§ EXERCISE DIRECTIONS:
Transcribe the records below exactly, leaving out any pictures.

§ RECORDS FOR PROCESSING:
# # # # # # #

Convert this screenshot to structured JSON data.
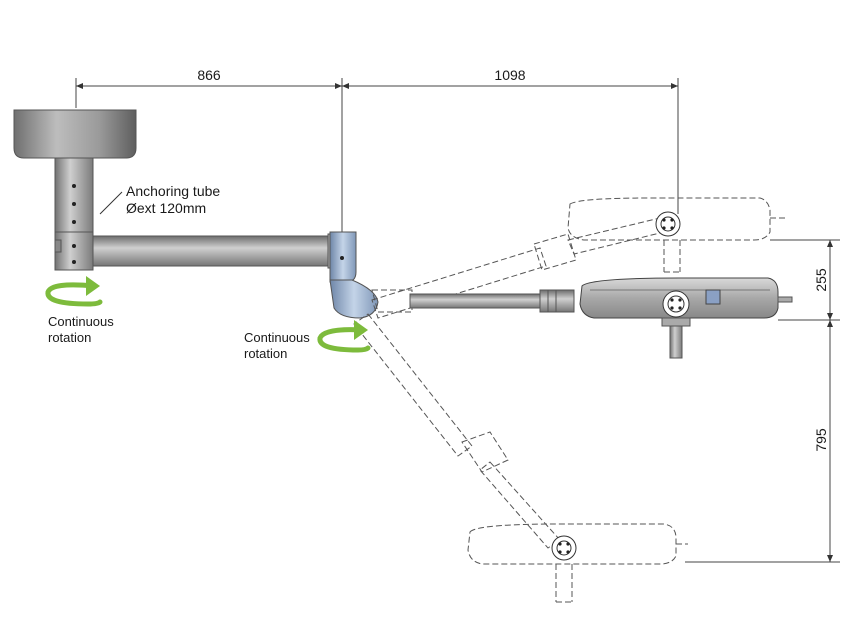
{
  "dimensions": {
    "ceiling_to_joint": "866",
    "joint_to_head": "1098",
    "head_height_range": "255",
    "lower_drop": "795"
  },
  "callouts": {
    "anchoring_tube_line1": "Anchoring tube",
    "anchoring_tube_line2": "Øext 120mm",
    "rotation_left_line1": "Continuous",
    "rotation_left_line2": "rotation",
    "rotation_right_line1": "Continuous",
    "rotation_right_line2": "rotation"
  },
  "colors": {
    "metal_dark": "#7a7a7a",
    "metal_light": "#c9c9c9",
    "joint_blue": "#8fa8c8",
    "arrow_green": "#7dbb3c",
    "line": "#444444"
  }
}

# # # # # # #

§ CORRECT RESPONSE:
Convert this screenshot to structured JSON data.
{
  "dimensions": {
    "ceiling_to_joint": "866",
    "joint_to_head": "1098",
    "head_height_range": "255",
    "lower_drop": "795"
  },
  "callouts": {
    "anchoring_tube_line1": "Anchoring tube",
    "anchoring_tube_line2": "Øext 120mm",
    "rotation_left_line1": "Continuous",
    "rotation_left_line2": "rotation",
    "rotation_right_line1": "Continuous",
    "rotation_right_line2": "rotation"
  },
  "colors": {
    "metal_dark": "#7a7a7a",
    "metal_light": "#c9c9c9",
    "joint_blue": "#8fa8c8",
    "arrow_green": "#7dbb3c",
    "line": "#444444"
  }
}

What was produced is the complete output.